The task: Write out all of the entries exactly as given.

Recorded information:
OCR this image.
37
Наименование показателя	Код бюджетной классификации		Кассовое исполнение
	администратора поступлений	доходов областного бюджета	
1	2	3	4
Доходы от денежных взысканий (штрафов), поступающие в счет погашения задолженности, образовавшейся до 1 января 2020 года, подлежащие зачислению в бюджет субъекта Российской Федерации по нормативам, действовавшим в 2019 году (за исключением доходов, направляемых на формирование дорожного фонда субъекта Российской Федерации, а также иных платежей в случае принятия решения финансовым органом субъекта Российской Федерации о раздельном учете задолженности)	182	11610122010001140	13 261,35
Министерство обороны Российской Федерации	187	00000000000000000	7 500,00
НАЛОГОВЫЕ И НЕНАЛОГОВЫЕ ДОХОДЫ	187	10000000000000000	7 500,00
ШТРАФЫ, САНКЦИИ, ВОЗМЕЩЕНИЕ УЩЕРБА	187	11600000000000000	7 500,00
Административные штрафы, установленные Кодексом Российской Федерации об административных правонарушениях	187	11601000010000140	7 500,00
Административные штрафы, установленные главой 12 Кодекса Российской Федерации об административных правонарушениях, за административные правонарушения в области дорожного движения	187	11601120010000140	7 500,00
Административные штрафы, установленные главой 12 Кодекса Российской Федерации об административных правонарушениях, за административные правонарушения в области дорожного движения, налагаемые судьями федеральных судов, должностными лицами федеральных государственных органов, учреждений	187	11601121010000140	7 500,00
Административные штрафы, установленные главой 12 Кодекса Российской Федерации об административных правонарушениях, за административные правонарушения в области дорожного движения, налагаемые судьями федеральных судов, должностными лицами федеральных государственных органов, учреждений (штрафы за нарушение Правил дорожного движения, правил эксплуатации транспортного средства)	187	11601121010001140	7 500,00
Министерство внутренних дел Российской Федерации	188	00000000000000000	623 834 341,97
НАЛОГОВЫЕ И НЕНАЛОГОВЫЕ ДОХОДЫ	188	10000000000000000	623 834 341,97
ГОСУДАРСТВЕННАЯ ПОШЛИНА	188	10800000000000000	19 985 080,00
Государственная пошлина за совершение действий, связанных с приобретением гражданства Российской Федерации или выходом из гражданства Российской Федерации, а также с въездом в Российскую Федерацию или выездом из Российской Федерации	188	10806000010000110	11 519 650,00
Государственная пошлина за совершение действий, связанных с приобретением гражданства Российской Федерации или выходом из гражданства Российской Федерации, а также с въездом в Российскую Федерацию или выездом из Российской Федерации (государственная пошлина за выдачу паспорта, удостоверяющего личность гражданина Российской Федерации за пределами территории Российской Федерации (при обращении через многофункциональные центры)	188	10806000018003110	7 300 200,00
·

Problem solution:
OCR this image.
37
Наименование показателя	Код бюджетной классификации		Кассовое исполнение
	администратора поступлений	доходов областного бюджета	
1	2	3	4
Доходы от денежных взысканий (штрафов), поступающие в счет погашения задолженности, образовавшейся до 1 января 2020 года, подлежащие зачислению в бюджет субъекта Российской Федерации по нормативам, действовавшим в 2019 году (за исключением доходов, направляемых на формирование дорожного фонда субъекта Российской Федерации, а также иных платежей в случае принятия решения финансовым органом субъекта Российской Федерации о раздельном учете задолженности)	182	11610122010001140	13 261,35
Министерство обороны Российской Федерации	187	00000000000000000	7 500,00
НАЛОГОВЫЕ И НЕНАЛОГОВЫЕ ДОХОДЫ	187	10000000000000000	7 500,00
ШТРАФЫ, САНКЦИИ, ВОЗМЕЩЕНИЕ УЩЕРБА	187	11600000000000000	7 500,00
Административные штрафы, установленные Кодексом Российской Федерации об административных правонарушениях	187	11601000010000140	7 500,00
Административные штрафы, установленные главой 12 Кодекса Российской Федерации об административных правонарушениях, за административные правонарушения в области дорожного движения	187	11601120010000140	7 500,00
Административные штрафы, установленные главой 12 Кодекса Российской Федерации об административных правонарушениях, за административные правонарушения в области дорожного движения, налагаемые судьями федеральных судов, должностными лицами федеральных государственных органов, учреждений	187	11601121010000140	7 500,00
Административные штрафы, установленные главой 12 Кодекса Российской Федерации об административных правонарушениях, за административные правонарушения в области дорожного движения, налагаемые судьями федеральных судов, должностными лицами федеральных государственных органов, учреждений (штрафы за нарушение Правил дорожного движения, правил эксплуатации транспортного средства)	187	11601121010001140	7 500,00
Министерство внутренних дел Российской Федерации	188	00000000000000000	623 834 341,97
НАЛОГОВЫЕ И НЕНАЛОГОВЫЕ ДОХОДЫ	188	10000000000000000	623 834 341,97
ГОСУДАРСТВЕННАЯ ПОШЛИНА	188	10800000000000000	19 985 080,00
Государственная пошлина за совершение действий, связанных с приобретением гражданства Российской Федерации или выходом из гражданства Российской Федерации, а также с въездом в Российскую Федерацию или выездом из Российской Федерации	188	10806000010000110	11 519 650,00
Государственная пошлина за совершение действий, связанных с приобретением гражданства Российской Федерации или выходом из гражданства Российской Федерации, а также с въездом в Российскую Федерацию или выездом из Российской Федерации (государственная пошлина за выдачу паспорта, удостоверяющего личность гражданина Российской Федерации за пределами территории Российской Федерации (при обращении через многофункциональные центры)	188	10806000018003110	7 300 200,00
·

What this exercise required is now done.